## [YOUR INSTRUCTIONS]
Will you quote all of the entries, word for word?

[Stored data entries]
----------
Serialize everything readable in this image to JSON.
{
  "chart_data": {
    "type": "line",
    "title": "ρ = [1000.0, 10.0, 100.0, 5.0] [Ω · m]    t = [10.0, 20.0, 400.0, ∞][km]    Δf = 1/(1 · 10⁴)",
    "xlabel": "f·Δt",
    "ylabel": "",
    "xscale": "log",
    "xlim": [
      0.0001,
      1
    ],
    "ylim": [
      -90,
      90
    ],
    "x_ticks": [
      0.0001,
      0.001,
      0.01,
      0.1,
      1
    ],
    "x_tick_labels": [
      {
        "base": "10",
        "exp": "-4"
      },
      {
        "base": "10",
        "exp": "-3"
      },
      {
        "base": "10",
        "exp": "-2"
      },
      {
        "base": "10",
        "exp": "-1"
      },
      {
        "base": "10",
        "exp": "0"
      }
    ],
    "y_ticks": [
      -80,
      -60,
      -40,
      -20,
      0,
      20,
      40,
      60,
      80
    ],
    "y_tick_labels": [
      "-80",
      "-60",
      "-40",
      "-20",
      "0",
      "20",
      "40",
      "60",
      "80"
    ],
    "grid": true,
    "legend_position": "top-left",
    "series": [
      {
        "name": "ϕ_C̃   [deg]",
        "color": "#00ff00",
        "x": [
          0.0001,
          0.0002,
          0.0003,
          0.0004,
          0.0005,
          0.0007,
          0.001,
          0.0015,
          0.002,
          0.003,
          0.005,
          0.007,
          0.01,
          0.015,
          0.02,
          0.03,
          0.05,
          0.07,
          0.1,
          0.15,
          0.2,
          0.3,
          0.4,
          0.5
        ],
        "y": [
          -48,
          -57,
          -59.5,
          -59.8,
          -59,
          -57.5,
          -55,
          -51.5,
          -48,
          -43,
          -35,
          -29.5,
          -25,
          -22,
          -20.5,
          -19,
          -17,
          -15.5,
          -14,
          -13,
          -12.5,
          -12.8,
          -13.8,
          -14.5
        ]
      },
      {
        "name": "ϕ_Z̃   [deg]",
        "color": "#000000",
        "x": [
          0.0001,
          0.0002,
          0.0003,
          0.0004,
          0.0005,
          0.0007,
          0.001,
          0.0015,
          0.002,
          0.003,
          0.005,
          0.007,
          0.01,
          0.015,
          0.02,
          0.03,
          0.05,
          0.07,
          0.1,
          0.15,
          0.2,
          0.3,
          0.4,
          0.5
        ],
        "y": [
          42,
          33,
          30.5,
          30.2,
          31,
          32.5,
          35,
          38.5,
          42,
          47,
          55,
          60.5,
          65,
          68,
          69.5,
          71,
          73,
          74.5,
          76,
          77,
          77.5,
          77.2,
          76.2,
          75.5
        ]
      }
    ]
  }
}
----------
## [SOLUTION TO THE EXERCISE]
Serialize everything readable in this image to JSON.
{
  "chart_data": {
    "type": "line",
    "title": "ρ = [1000.0, 10.0, 100.0, 5.0] [Ω · m]    t = [10.0, 20.0, 400.0, ∞][km]    Δf = 1/(1 · 10⁴)",
    "xlabel": "f·Δt",
    "ylabel": "",
    "xscale": "log",
    "xlim": [
      0.0001,
      1
    ],
    "ylim": [
      -90,
      90
    ],
    "x_ticks": [
      0.0001,
      0.001,
      0.01,
      0.1,
      1
    ],
    "x_tick_labels": [
      {
        "base": "10",
        "exp": "-4"
      },
      {
        "base": "10",
        "exp": "-3"
      },
      {
        "base": "10",
        "exp": "-2"
      },
      {
        "base": "10",
        "exp": "-1"
      },
      {
        "base": "10",
        "exp": "0"
      }
    ],
    "y_ticks": [
      -80,
      -60,
      -40,
      -20,
      0,
      20,
      40,
      60,
      80
    ],
    "y_tick_labels": [
      "-80",
      "-60",
      "-40",
      "-20",
      "0",
      "20",
      "40",
      "60",
      "80"
    ],
    "grid": true,
    "legend_position": "top-left",
    "series": [
      {
        "name": "ϕ_C̃   [deg]",
        "color": "#00ff00",
        "x": [
          0.0001,
          0.0002,
          0.0003,
          0.0004,
          0.0005,
          0.0007,
          0.001,
          0.0015,
          0.002,
          0.003,
          0.005,
          0.007,
          0.01,
          0.015,
          0.02,
          0.03,
          0.05,
          0.07,
          0.1,
          0.15,
          0.2,
          0.3,
          0.4,
          0.5
        ],
        "y": [
          -48,
          -57,
          -59.5,
          -59.8,
          -59,
          -57.5,
          -55,
          -51.5,
          -48,
          -43,
          -35,
          -29.5,
          -25,
          -22,
          -20.5,
          -19,
          -17,
          -15.5,
          -14,
          -13,
          -12.5,
          -12.8,
          -13.8,
          -14.5
        ]
      },
      {
        "name": "ϕ_Z̃   [deg]",
        "color": "#000000",
        "x": [
          0.0001,
          0.0002,
          0.0003,
          0.0004,
          0.0005,
          0.0007,
          0.001,
          0.0015,
          0.002,
          0.003,
          0.005,
          0.007,
          0.01,
          0.015,
          0.02,
          0.03,
          0.05,
          0.07,
          0.1,
          0.15,
          0.2,
          0.3,
          0.4,
          0.5
        ],
        "y": [
          42,
          33,
          30.5,
          30.2,
          31,
          32.5,
          35,
          38.5,
          42,
          47,
          55,
          60.5,
          65,
          68,
          69.5,
          71,
          73,
          74.5,
          76,
          77,
          77.5,
          77.2,
          76.2,
          75.5
        ]
      }
    ]
  }
}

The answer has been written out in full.